*Aim:*
Retype only what runs from the line that contains "What data populates" through the last line of the listing below, both lines included.

__________

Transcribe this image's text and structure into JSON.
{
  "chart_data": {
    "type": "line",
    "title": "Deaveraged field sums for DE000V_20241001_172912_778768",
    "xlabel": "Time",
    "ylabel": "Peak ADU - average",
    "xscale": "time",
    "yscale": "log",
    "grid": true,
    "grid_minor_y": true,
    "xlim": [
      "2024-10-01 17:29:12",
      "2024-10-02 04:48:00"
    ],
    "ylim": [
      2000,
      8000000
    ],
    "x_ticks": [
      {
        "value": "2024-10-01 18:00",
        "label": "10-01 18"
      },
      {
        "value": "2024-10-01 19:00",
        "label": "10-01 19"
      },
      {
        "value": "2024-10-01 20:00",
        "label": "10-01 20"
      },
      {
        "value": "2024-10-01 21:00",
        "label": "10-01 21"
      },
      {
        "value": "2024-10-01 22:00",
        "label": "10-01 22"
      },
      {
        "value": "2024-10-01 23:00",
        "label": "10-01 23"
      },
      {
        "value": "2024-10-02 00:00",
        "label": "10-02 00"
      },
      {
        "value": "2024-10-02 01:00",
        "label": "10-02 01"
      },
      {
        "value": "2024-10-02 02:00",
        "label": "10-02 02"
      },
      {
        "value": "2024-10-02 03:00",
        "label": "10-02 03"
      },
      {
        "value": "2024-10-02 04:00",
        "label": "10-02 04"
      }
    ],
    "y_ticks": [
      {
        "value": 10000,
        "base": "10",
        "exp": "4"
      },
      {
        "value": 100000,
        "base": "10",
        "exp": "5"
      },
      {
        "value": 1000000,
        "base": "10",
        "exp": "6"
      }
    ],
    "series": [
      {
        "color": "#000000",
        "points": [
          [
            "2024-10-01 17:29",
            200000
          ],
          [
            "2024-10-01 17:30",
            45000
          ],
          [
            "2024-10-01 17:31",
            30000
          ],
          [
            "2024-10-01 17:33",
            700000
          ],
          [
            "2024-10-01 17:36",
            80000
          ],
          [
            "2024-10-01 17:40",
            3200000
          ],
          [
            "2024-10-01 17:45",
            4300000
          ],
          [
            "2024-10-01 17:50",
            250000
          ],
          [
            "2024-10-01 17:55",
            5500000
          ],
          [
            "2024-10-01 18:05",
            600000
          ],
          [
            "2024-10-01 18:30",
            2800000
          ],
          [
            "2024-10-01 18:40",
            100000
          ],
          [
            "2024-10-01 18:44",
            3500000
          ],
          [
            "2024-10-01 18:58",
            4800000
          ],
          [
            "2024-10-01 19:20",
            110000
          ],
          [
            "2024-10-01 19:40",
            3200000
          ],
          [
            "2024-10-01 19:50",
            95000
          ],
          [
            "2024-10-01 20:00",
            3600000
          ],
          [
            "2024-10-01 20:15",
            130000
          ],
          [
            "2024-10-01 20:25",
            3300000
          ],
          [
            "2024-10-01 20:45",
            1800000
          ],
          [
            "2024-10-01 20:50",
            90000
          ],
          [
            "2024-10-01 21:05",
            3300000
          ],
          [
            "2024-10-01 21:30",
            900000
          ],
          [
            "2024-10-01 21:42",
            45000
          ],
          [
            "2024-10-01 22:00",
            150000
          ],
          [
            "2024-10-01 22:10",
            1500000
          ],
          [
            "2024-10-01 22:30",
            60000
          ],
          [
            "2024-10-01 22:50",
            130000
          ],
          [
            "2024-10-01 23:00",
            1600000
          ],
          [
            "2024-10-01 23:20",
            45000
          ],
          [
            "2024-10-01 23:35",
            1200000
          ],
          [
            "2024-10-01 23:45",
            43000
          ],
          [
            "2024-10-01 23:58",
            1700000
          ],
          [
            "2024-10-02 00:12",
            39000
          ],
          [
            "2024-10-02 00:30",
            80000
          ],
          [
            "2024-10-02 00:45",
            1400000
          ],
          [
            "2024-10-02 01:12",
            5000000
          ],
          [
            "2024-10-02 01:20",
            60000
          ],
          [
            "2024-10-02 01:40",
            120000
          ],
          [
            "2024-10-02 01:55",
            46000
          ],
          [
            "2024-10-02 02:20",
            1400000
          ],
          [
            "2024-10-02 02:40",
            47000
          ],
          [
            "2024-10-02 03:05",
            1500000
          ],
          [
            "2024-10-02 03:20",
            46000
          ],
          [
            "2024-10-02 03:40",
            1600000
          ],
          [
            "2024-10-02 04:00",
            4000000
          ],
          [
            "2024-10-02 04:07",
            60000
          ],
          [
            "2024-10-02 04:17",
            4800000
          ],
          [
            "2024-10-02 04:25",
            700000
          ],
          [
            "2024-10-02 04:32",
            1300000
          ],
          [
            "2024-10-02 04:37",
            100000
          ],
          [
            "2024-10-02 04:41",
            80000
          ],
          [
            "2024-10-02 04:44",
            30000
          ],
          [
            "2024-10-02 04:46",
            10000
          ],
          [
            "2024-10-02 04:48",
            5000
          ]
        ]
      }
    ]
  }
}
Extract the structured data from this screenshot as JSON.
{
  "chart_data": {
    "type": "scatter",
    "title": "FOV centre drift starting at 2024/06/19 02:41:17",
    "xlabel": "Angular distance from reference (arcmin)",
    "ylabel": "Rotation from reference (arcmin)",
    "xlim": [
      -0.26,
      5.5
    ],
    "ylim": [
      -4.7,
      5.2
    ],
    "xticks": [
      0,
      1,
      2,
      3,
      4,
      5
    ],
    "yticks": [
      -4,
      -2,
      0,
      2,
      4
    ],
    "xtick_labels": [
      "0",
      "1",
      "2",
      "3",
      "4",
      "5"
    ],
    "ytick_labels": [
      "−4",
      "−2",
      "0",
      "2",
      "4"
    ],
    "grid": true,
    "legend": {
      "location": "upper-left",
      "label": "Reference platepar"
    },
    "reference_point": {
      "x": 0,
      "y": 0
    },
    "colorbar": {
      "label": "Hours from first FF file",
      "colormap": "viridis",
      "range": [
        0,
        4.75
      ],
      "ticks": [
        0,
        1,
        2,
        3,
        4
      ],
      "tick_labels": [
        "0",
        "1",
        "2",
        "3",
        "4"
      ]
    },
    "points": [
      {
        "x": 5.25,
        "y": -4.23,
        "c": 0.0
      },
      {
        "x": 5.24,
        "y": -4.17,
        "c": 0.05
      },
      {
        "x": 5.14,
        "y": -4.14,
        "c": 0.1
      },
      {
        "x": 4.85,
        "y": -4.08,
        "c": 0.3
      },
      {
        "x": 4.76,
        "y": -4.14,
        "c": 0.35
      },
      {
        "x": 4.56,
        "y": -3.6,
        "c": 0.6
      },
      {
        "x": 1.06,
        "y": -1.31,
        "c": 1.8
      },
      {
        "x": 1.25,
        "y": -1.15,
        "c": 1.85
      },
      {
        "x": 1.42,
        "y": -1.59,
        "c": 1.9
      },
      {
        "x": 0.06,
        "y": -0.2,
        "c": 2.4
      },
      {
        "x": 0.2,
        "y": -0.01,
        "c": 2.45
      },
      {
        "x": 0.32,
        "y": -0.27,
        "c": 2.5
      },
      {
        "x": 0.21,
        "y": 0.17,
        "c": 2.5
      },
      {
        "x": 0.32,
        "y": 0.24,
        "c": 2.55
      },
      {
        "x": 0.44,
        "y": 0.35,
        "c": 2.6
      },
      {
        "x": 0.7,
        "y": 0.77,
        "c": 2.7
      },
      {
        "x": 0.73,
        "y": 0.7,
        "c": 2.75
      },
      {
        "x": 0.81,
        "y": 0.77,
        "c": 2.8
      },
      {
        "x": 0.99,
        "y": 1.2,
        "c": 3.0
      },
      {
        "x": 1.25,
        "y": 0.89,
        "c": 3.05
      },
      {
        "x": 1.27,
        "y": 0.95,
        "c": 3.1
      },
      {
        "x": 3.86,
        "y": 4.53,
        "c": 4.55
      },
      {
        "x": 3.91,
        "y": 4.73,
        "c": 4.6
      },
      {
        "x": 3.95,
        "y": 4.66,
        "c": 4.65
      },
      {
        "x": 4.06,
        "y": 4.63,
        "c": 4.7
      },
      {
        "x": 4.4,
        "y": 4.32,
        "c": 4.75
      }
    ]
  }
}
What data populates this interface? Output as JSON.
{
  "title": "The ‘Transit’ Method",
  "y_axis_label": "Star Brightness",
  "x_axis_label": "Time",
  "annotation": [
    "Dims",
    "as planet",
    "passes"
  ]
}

__________

*Written answer:*
What data populates this interface? Output as JSON.
{
  "title": "The ‘Transit’ Method",
  "y_axis_label": "Star Brightness",
  "x_axis_label": "Time",
  "annotation": [
    "Dims",
    "as planet",
    "passes"
  ]
}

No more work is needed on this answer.